● **Problem**
Examine the records and identify each line that includes the string "prise". Copy those lines.

------------------------------------------------

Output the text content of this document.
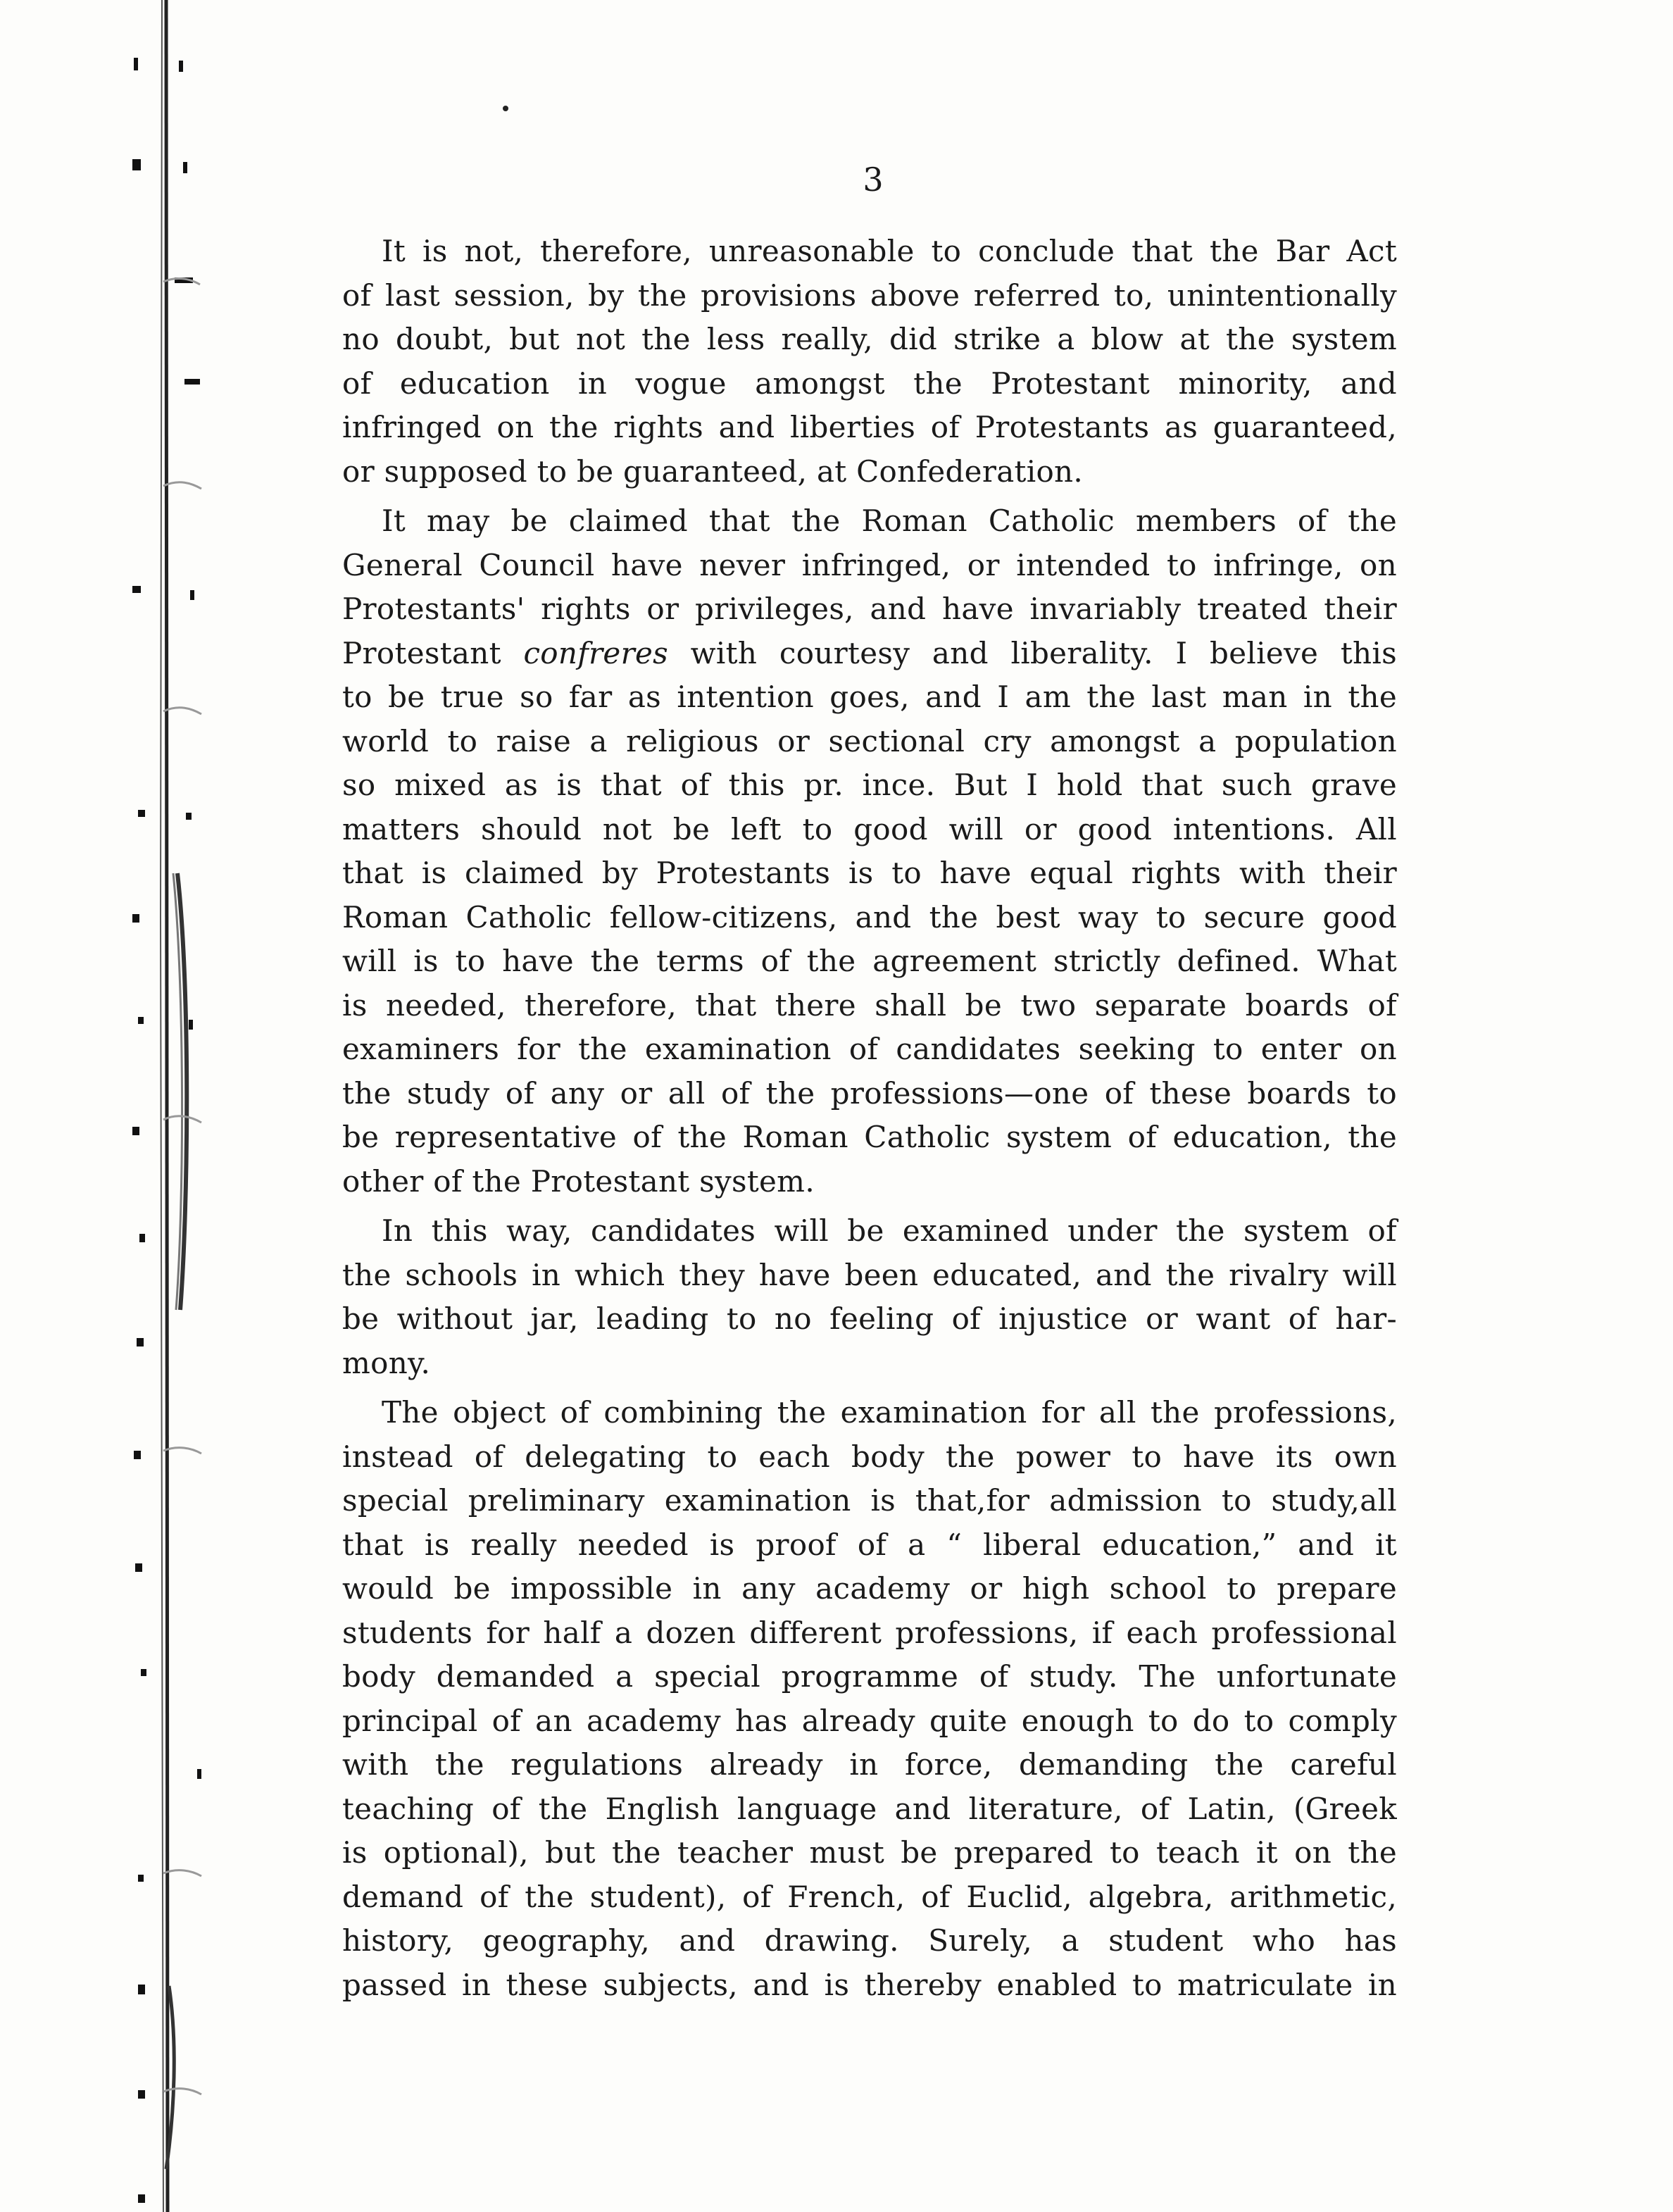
3

It is not, therefore, unreasonable to conclude that the Bar Act
of last session, by the provisions above referred to, unintentionally
no doubt, but not the less really, did strike a blow at the system
of education in vogue amongst the Protestant minority, and
infringed on the rights and liberties of Protestants as guaranteed,
or supposed to be guaranteed, at Confederation.

It may be claimed that the Roman Catholic members of the
General Council have never infringed, or intended to infringe, on
Protestants' rights or privileges, and have invariably treated their
Protestant confreres with courtesy and liberality. I believe this
to be true so far as intention goes, and I am the last man in the
world to raise a religious or sectional cry amongst a population
so mixed as is that of this pr. ince. But I hold that such grave
matters should not be left to good will or good intentions. All
that is claimed by Protestants is to have equal rights with their
Roman Catholic fellow-citizens, and the best way to secure good
will is to have the terms of the agreement strictly defined. What
is needed, therefore, that there shall be two separate boards of
examiners for the examination of candidates seeking to enter on
the study of any or all of the professions—one of these boards to
be representative of the Roman Catholic system of education, the
other of the Protestant system.

In this way, candidates will be examined under the system of
the schools in which they have been educated, and the rivalry will
be without jar, leading to no feeling of injustice or want of har-
mony.

The object of combining the examination for all the professions,
instead of delegating to each body the power to have its own
special preliminary examination is that,for admission to study,all
that is really needed is proof of a “ liberal education,” and it
would be impossible in any academy or high school to prepare
students for half a dozen different professions, if each professional
body demanded a special programme of study. The unfortunate
principal of an academy has already quite enough to do to comply
with the regulations already in force, demanding the careful
teaching of the English language and literature, of Latin, (Greek
is optional), but the teacher must be prepared to teach it on the
demand of the student), of French, of Euclid, algebra, arithmetic,
history, geography, and drawing. Surely, a student who has
passed in these subjects, and is thereby enabled to matriculate in
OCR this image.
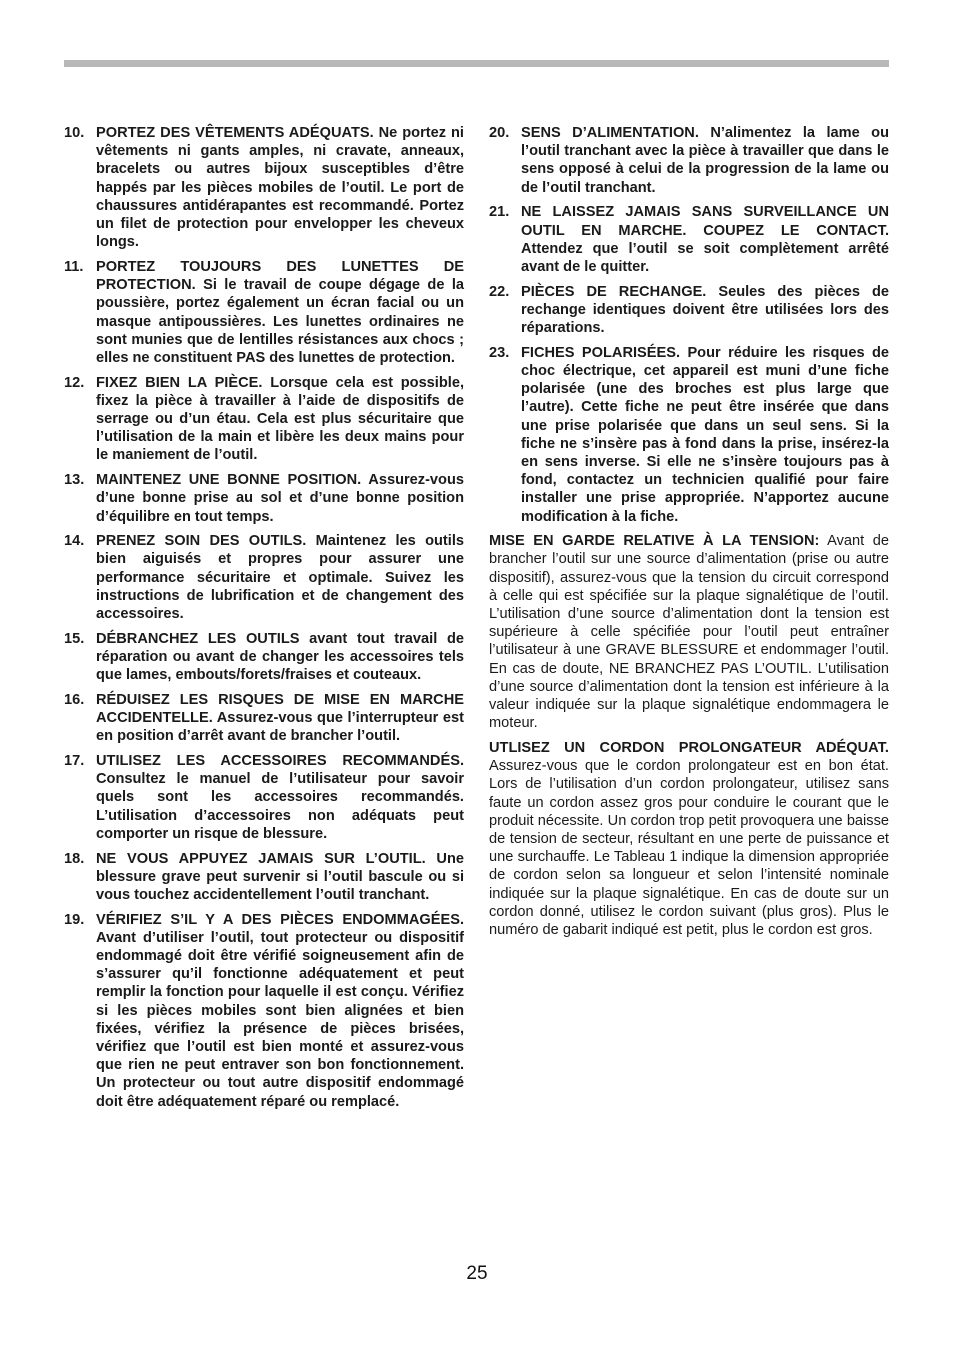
10. PORTEZ DES VÊTEMENTS ADÉQUATS. Ne portez ni vêtements ni gants amples, ni cravate, anneaux, bracelets ou autres bijoux susceptibles d’être happés par les pièces mobiles de l’outil. Le port de chaussures antidérapantes est recommandé. Portez un filet de protection pour envelopper les cheveux longs.
11. PORTEZ TOUJOURS DES LUNETTES DE PROTECTION. Si le travail de coupe dégage de la poussière, portez également un écran facial ou un masque antipoussières. Les lunettes ordinaires ne sont munies que de lentilles résistances aux chocs ; elles ne constituent PAS des lunettes de protection.
12. FIXEZ BIEN LA PIÈCE. Lorsque cela est possible, fixez la pièce à travailler à l’aide de dispositifs de serrage ou d’un étau. Cela est plus sécuritaire que l’utilisation de la main et libère les deux mains pour le maniement de l’outil.
13. MAINTENEZ UNE BONNE POSITION. Assurez-vous d’une bonne prise au sol et d’une bonne position d’équilibre en tout temps.
14. PRENEZ SOIN DES OUTILS. Maintenez les outils bien aiguisés et propres pour assurer une performance sécuritaire et optimale. Suivez les instructions de lubrification et de changement des accessoires.
15. DÉBRANCHEZ LES OUTILS avant tout travail de réparation ou avant de changer les accessoires tels que lames, embouts/forets/fraises et couteaux.
16. RÉDUISEZ LES RISQUES DE MISE EN MARCHE ACCIDENTELLE. Assurez-vous que l’interrupteur est en position d’arrêt avant de brancher l’outil.
17. UTILISEZ LES ACCESSOIRES RECOMMANDÉS. Consultez le manuel de l’utilisateur pour savoir quels sont les accessoires recommandés. L’utilisation d’accessoires non adéquats peut comporter un risque de blessure.
18. NE VOUS APPUYEZ JAMAIS SUR L’OUTIL. Une blessure grave peut survenir si l’outil bascule ou si vous touchez accidentellement l’outil tranchant.
19. VÉRIFIEZ S’IL Y A DES PIÈCES ENDOMMAGÉES. Avant d’utiliser l’outil, tout protecteur ou dispositif endommagé doit être vérifié soigneusement afin de s’assurer qu’il fonctionne adéquatement et peut remplir la fonction pour laquelle il est conçu. Vérifiez si les pièces mobiles sont bien alignées et bien fixées, vérifiez la présence de pièces brisées, vérifiez que l’outil est bien monté et assurez-vous que rien ne peut entraver son bon fonctionnement. Un protecteur ou tout autre dispositif endommagé doit être adéquatement réparé ou remplacé.
20. SENS D’ALIMENTATION. N’alimentez la lame ou l’outil tranchant avec la pièce à travailler que dans le sens opposé à celui de la progression de la lame ou de l’outil tranchant.
21. NE LAISSEZ JAMAIS SANS SURVEILLANCE UN OUTIL EN MARCHE. COUPEZ LE CONTACT. Attendez que l’outil se soit complètement arrêté avant de le quitter.
22. PIÈCES DE RECHANGE. Seules des pièces de rechange identiques doivent être utilisées lors des réparations.
23. FICHES POLARISÉES. Pour réduire les risques de choc électrique, cet appareil est muni d’une fiche polarisée (une des broches est plus large que l’autre). Cette fiche ne peut être insérée que dans une prise polarisée que dans un seul sens. Si la fiche ne s’insère pas à fond dans la prise, insérez-la en sens inverse. Si elle ne s’insère toujours pas à fond, contactez un technicien qualifié pour faire installer une prise appropriée. N’apportez aucune modification à la fiche.
MISE EN GARDE RELATIVE À LA TENSION: Avant de brancher l’outil sur une source d’alimentation (prise ou autre dispositif), assurez-vous que la tension du circuit correspond à celle qui est spécifiée sur la plaque signalétique de l’outil. L’utilisation d’une source d’alimentation dont la tension est supérieure à celle spécifiée pour l’outil peut entraîner l’utilisateur à une GRAVE BLESSURE et endommager l’outil. En cas de doute, NE BRANCHEZ PAS L’OUTIL. L’utilisation d’une source d’alimentation dont la tension est inférieure à la valeur indiquée sur la plaque signalétique endommagera le moteur.
UTLISEZ UN CORDON PROLONGATEUR ADÉQUAT. Assurez-vous que le cordon prolongateur est en bon état. Lors de l’utilisation d’un cordon prolongateur, utilisez sans faute un cordon assez gros pour conduire le courant que le produit nécessite. Un cordon trop petit provoquera une baisse de tension de secteur, résultant en une perte de puissance et une surchauffe. Le Tableau 1 indique la dimension appropriée de cordon selon sa longueur et selon l’intensité nominale indiquée sur la plaque signalétique. En cas de doute sur un cordon donné, utilisez le cordon suivant (plus gros). Plus le numéro de gabarit indiqué est petit, plus le cordon est gros.
25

------------------------------------------------

● **Right answer**
13. MAINTENEZ UNE BONNE POSITION. Assurez-vous d’une bonne prise au sol et d’une bonne position d’équilibre en tout temps.
23. FICHES POLARISÉES. Pour réduire les risques de choc électrique, cet appareil est muni d’une fiche polarisée (une des broches est plus large que l’autre). Cette fiche ne peut être insérée que dans une prise polarisée que dans un seul sens. Si la fiche ne s’insère pas à fond dans la prise, insérez-la en sens inverse. Si elle ne s’insère toujours pas à fond, contactez un technicien qualifié pour faire installer une prise appropriée. N’apportez aucune modification à la fiche.
MISE EN GARDE RELATIVE À LA TENSION: Avant de brancher l’outil sur une source d’alimentation (prise ou autre dispositif), assurez-vous que la tension du circuit correspond à celle qui est spécifiée sur la plaque signalétique de l’outil. L’utilisation d’une source d’alimentation dont la tension est supérieure à celle spécifiée pour l’outil peut entraîner l’utilisateur à une GRAVE BLESSURE et endommager l’outil. En cas de doute, NE BRANCHEZ PAS L’OUTIL. L’utilisation d’une source d’alimentation dont la tension est inférieure à la valeur indiquée sur la plaque signalétique endommagera le moteur.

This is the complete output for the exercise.